**Problem description**
Keep only the lines where "screenshot" appears.

>> begin Data extract

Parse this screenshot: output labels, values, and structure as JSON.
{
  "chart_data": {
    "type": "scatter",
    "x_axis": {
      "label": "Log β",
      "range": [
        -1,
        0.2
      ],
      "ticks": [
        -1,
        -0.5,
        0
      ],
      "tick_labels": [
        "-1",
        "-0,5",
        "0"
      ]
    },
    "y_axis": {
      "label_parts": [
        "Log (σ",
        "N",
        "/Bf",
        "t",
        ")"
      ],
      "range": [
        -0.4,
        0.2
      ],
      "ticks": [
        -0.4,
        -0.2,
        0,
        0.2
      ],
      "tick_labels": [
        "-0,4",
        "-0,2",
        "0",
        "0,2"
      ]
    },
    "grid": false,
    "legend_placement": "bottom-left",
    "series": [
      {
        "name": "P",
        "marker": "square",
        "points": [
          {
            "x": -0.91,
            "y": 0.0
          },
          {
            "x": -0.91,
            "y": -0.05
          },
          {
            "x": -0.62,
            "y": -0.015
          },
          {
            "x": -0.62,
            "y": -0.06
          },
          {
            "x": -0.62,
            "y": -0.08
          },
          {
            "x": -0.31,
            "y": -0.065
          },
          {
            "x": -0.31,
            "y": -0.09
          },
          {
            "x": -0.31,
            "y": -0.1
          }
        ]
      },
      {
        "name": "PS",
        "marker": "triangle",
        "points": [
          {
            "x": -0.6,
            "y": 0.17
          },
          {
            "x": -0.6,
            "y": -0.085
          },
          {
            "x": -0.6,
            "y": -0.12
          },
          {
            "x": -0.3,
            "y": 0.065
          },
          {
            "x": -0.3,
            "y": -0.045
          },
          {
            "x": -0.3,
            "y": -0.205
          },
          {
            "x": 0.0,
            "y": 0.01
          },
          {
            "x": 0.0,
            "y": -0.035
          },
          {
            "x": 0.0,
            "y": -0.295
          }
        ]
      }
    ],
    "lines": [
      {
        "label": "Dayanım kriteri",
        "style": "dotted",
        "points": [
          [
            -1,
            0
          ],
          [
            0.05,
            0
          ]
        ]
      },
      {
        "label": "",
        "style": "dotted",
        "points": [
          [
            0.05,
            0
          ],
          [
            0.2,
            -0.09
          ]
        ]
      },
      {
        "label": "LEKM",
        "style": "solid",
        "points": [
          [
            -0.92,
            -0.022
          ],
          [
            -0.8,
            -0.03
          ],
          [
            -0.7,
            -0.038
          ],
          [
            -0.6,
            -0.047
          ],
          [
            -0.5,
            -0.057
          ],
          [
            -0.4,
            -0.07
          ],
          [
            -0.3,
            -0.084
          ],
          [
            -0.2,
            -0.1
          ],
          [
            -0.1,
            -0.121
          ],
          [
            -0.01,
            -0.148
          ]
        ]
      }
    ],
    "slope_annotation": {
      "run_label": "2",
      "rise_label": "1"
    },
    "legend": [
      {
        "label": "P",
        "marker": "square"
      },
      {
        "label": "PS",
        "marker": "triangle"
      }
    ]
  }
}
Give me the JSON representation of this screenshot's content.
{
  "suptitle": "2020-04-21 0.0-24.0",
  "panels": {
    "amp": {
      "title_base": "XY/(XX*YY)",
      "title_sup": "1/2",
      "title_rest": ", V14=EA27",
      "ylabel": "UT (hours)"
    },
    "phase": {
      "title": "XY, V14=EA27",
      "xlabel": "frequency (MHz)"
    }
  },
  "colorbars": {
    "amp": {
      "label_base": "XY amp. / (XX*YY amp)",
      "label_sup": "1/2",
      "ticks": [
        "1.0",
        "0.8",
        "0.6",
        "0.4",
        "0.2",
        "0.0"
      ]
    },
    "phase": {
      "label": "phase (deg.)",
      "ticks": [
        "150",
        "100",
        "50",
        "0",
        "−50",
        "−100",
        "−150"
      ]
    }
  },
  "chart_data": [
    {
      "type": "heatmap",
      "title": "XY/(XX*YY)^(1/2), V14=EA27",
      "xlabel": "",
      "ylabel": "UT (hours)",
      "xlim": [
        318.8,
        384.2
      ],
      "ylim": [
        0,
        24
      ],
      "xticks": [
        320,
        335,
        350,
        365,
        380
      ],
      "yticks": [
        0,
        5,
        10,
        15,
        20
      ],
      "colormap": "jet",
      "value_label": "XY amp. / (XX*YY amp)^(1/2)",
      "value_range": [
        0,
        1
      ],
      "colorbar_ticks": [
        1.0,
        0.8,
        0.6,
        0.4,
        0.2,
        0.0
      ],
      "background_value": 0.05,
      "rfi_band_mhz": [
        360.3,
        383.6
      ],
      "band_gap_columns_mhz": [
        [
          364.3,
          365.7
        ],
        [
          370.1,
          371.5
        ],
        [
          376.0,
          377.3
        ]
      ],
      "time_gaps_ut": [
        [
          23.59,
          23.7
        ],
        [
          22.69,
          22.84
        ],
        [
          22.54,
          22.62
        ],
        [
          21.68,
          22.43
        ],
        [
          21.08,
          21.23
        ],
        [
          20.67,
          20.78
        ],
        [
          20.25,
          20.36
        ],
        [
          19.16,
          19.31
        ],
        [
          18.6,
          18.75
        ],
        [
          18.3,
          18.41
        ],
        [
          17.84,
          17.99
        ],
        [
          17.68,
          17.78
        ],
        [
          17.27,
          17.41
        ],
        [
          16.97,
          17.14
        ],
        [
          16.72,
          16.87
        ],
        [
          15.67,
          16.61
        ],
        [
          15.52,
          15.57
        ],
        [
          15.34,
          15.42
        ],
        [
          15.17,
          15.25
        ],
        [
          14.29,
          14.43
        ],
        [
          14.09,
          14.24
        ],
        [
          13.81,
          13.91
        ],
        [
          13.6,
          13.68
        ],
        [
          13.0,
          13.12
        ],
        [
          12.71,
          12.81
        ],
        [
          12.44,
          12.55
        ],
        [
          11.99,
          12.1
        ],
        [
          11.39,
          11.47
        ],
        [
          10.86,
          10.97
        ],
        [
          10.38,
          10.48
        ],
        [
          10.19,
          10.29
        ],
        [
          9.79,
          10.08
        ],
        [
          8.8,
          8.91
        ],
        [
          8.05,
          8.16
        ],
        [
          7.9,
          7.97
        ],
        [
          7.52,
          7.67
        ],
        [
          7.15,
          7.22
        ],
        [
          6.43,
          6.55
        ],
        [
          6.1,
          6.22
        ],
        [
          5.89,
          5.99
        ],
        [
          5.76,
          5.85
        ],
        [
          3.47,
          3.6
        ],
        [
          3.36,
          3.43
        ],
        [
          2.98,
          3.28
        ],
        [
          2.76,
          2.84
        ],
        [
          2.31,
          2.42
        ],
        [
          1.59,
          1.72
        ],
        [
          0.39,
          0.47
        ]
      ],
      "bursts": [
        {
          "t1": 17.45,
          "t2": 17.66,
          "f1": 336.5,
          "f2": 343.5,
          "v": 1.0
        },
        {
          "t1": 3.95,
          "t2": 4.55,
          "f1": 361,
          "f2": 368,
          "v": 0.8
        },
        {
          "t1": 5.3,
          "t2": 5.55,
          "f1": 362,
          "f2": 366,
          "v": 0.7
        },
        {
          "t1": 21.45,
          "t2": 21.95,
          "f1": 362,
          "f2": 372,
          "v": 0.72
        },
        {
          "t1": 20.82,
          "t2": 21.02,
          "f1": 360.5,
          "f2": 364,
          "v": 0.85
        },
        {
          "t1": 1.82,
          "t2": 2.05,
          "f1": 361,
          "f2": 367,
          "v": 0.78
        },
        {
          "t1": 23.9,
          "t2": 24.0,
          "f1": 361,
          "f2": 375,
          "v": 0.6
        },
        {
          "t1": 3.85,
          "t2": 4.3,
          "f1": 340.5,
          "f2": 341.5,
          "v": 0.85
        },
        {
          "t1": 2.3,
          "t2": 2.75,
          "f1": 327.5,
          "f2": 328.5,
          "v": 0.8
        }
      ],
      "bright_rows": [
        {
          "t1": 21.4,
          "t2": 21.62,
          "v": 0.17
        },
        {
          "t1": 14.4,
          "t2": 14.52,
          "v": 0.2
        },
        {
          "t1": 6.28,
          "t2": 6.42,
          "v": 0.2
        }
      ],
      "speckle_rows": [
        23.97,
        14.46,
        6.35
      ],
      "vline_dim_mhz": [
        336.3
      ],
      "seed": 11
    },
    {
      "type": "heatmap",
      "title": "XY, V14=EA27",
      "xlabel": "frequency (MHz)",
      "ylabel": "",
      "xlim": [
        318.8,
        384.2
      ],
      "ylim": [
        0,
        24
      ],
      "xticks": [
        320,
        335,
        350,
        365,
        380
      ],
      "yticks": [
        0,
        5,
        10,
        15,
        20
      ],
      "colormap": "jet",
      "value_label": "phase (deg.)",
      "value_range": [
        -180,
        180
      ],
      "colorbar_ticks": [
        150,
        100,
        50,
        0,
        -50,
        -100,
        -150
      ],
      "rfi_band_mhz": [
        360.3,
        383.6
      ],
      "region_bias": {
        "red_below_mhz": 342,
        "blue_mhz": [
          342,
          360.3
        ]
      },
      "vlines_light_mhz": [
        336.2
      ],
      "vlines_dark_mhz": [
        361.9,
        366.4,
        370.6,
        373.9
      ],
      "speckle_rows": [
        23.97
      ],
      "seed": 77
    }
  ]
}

>> end Data extract

**Reply**
Parse this screenshot: output labels, values, and structure as JSON.
Give me the JSON representation of this screenshot's content.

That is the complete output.